── INPUT ──

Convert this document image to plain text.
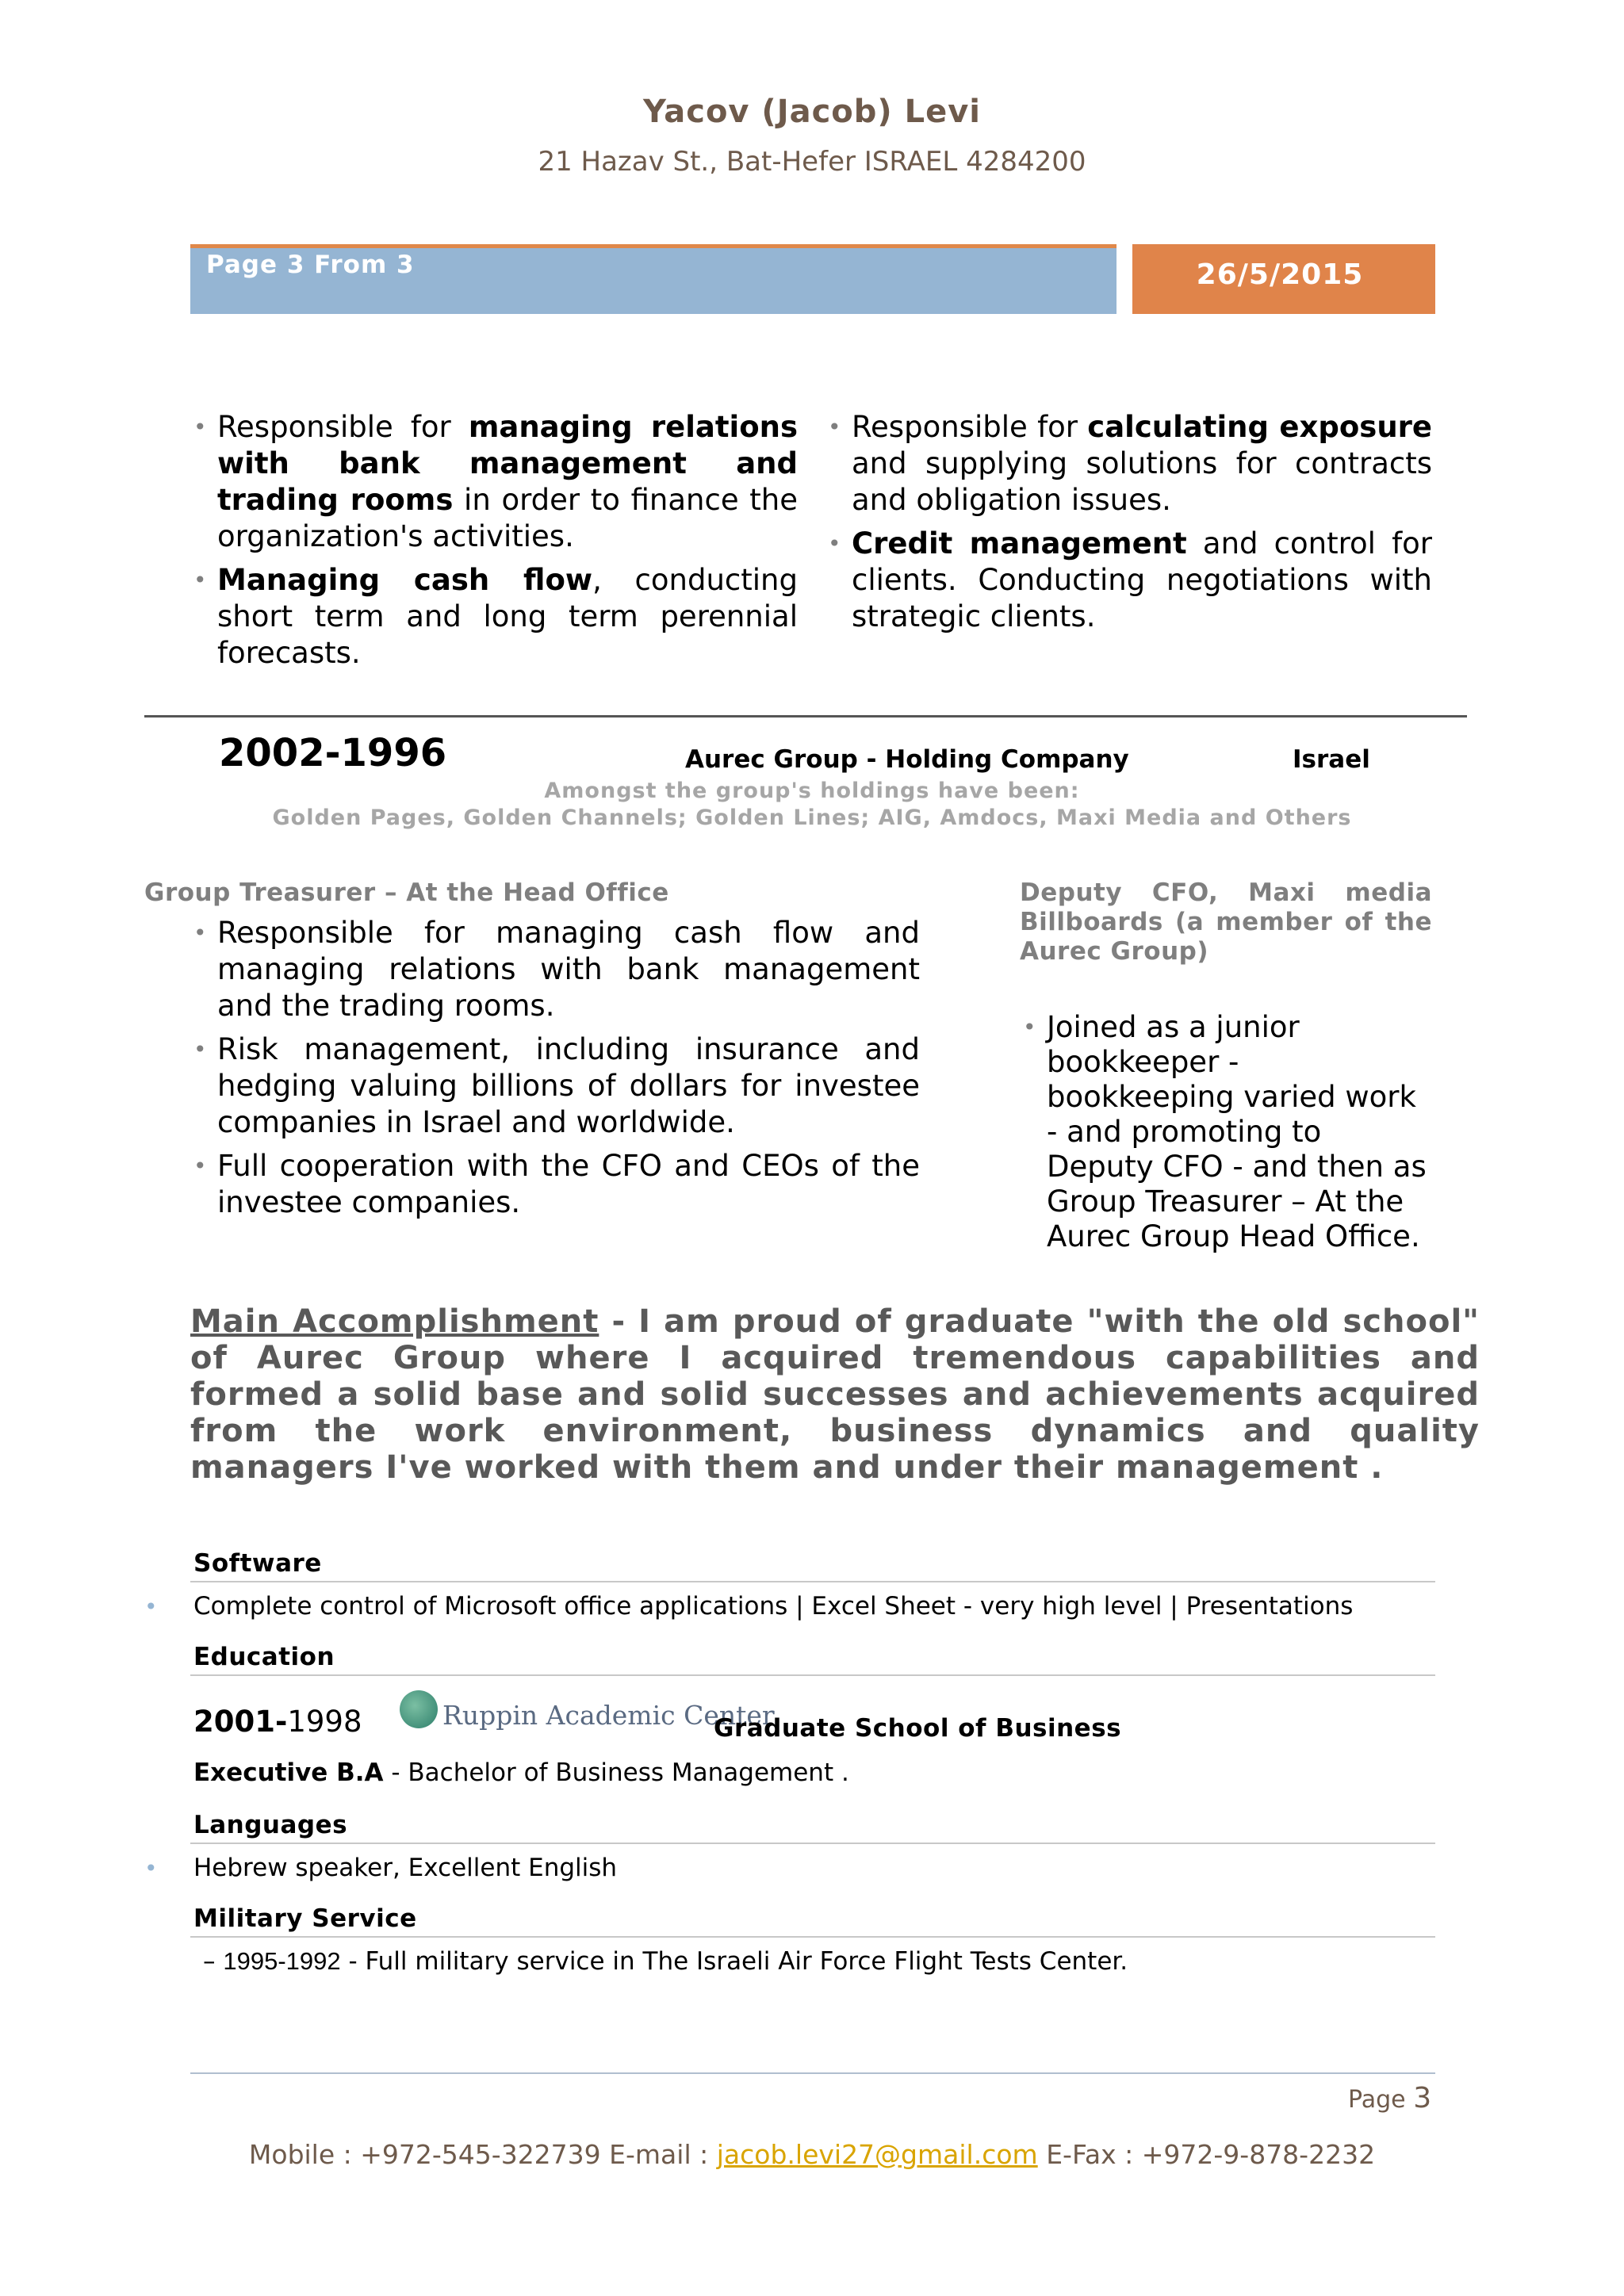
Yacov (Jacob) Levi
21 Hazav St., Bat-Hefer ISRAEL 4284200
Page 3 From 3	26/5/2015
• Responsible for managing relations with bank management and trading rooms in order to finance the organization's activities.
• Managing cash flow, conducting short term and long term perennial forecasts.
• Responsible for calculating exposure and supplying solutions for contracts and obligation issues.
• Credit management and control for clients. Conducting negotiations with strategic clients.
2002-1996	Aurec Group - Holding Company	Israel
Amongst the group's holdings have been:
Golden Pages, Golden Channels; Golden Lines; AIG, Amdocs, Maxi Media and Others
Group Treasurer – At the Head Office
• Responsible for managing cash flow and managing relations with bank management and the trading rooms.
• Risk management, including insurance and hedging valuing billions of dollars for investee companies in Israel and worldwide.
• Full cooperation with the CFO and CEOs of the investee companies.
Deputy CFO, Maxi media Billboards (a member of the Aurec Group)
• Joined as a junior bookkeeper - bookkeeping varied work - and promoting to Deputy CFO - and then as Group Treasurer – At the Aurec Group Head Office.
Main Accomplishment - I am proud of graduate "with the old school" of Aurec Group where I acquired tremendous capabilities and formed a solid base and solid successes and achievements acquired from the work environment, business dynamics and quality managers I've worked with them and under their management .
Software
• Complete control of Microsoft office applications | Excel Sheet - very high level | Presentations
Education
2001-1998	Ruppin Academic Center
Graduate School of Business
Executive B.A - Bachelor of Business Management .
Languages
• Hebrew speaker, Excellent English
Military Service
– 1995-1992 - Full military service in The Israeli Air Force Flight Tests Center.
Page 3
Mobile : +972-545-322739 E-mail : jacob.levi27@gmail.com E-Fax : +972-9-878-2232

───
── INPUT ──

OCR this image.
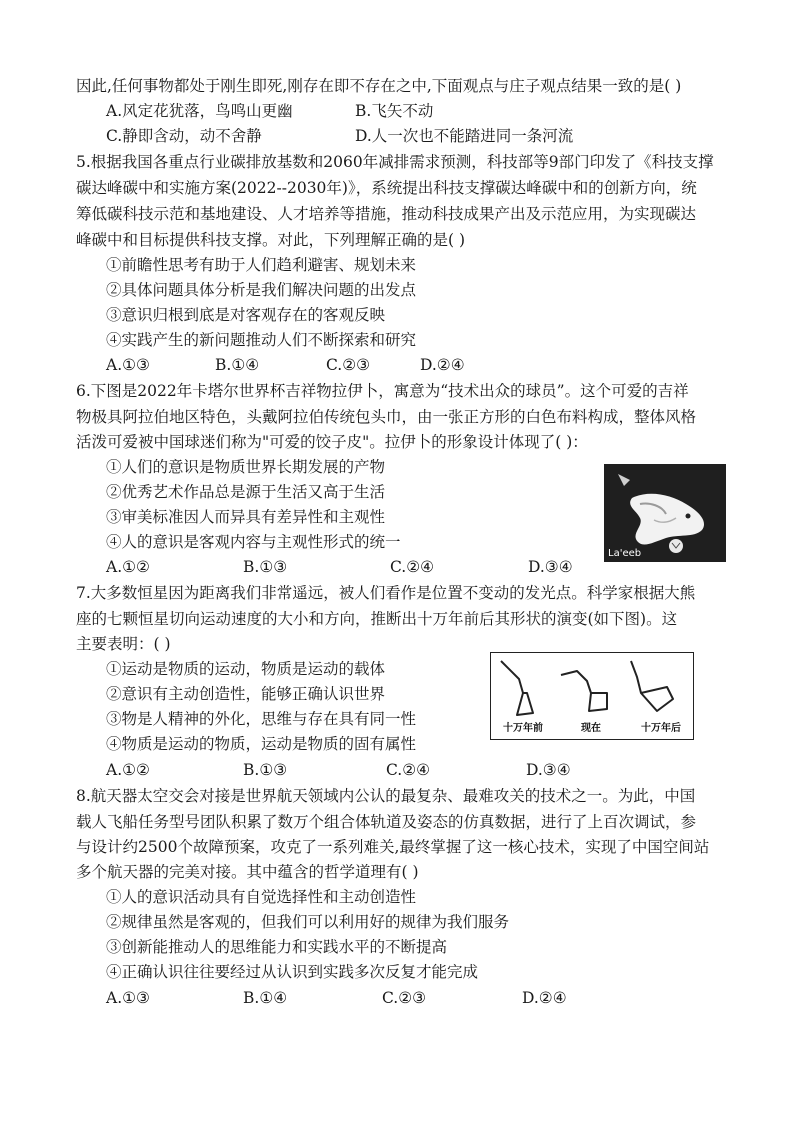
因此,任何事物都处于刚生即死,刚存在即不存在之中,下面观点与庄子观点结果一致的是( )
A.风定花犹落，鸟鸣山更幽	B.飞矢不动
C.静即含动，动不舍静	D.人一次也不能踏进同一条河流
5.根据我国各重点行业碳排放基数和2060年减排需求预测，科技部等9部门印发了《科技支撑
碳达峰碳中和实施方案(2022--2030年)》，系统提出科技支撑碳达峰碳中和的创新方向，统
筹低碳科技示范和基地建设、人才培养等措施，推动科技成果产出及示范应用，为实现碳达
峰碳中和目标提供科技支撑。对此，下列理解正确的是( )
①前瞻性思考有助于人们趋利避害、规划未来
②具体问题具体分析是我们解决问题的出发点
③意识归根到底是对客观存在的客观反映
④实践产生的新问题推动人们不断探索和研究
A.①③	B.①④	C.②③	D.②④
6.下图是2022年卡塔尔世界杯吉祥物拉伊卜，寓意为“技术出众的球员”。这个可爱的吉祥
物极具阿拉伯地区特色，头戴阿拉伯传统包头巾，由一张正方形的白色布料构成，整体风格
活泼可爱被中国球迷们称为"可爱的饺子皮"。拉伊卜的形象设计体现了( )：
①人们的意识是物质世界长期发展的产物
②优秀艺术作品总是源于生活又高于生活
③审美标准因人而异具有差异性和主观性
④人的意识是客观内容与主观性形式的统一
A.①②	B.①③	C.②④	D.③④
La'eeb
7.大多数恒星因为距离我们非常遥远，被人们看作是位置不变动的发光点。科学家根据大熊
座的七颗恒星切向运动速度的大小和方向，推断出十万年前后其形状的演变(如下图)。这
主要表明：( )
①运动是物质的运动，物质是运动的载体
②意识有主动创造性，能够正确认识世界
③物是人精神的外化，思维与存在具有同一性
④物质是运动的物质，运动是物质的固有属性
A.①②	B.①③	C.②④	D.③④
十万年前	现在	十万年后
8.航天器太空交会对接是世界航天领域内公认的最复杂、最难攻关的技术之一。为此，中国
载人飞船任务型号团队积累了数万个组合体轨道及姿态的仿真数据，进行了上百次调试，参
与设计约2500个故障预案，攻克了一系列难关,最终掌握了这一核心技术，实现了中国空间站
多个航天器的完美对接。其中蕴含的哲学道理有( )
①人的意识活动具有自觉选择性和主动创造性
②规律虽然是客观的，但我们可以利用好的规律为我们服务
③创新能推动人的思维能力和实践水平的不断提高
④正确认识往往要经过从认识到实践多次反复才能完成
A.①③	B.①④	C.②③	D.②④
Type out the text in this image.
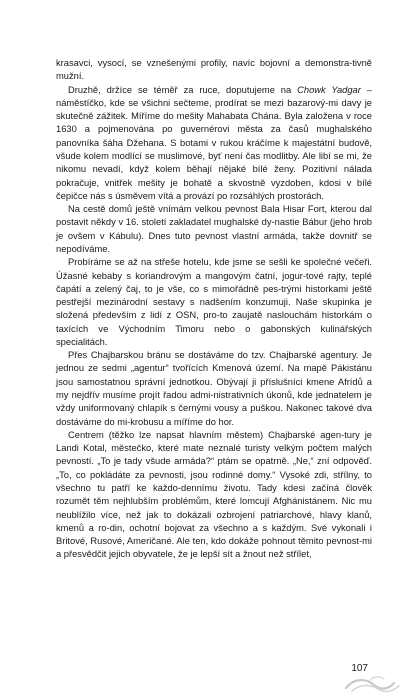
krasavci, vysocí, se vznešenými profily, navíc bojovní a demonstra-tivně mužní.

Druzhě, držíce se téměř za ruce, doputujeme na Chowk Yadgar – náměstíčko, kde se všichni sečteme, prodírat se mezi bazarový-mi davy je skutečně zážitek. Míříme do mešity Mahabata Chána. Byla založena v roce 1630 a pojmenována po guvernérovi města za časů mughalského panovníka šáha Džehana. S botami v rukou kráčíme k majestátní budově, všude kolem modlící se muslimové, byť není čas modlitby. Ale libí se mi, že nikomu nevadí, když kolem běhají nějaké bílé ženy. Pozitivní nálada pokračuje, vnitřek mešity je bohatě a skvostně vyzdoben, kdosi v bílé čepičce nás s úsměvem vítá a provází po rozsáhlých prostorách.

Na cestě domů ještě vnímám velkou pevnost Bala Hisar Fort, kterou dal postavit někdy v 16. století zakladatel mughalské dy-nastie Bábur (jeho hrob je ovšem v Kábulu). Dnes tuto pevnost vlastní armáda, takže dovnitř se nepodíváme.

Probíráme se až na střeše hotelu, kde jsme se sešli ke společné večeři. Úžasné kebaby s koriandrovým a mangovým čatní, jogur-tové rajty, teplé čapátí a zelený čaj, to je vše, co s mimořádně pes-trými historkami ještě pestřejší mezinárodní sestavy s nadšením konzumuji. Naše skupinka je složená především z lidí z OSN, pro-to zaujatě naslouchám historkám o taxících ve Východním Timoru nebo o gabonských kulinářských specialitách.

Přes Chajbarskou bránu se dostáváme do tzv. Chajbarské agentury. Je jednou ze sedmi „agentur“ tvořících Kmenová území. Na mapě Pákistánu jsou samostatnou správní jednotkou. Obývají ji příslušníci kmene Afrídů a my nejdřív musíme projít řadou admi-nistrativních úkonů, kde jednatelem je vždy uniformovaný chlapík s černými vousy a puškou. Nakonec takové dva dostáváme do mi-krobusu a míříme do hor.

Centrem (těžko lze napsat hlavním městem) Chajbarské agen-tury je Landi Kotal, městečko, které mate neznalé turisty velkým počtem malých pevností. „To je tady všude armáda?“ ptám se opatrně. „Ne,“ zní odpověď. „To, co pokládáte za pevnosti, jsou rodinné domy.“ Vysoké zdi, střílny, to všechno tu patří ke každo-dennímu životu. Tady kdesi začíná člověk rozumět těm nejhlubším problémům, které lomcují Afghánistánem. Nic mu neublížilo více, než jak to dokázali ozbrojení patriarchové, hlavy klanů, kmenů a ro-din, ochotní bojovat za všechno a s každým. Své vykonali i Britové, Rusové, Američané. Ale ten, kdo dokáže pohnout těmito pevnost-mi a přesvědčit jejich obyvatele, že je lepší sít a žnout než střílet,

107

───
── INPUT ──

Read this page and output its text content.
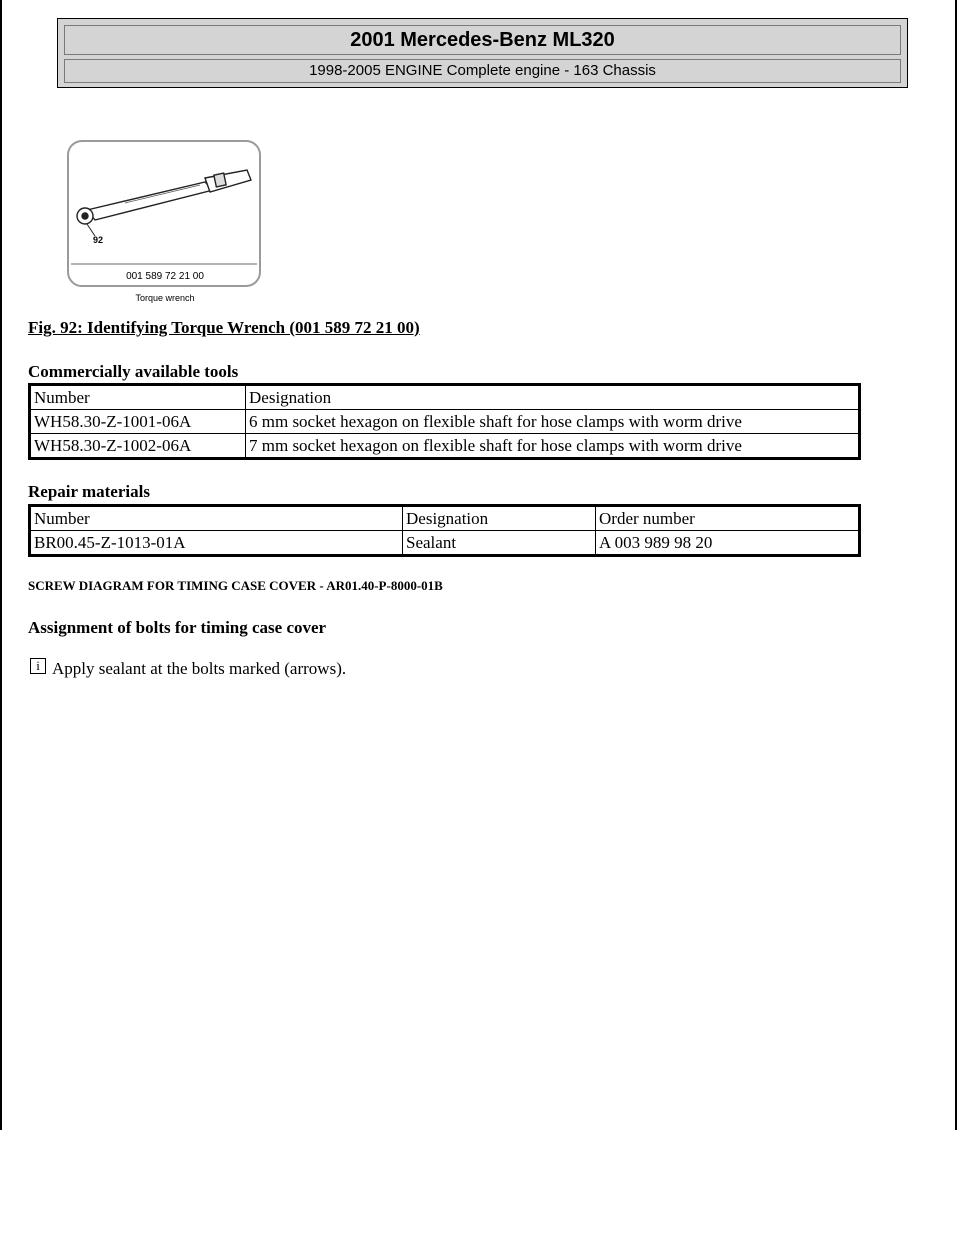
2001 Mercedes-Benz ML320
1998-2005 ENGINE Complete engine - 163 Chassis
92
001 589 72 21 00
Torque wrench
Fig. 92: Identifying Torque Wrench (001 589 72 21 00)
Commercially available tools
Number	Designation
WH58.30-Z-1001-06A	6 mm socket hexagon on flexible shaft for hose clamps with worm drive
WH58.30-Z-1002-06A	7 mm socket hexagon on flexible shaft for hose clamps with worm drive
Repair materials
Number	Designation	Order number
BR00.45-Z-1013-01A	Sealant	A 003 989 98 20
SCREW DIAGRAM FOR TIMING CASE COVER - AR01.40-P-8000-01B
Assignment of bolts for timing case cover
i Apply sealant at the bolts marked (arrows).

───

#### TASK STATEMENT
Pick out each line that holds the string "Treasurer".

#### EXERCISE SOLUTION
Group Treasurer – At the Head Office
• Joined as a junior bookkeeper - bookkeeping varied work - and promoting to Deputy CFO - and then as Group Treasurer – At the Aurec Group Head Office.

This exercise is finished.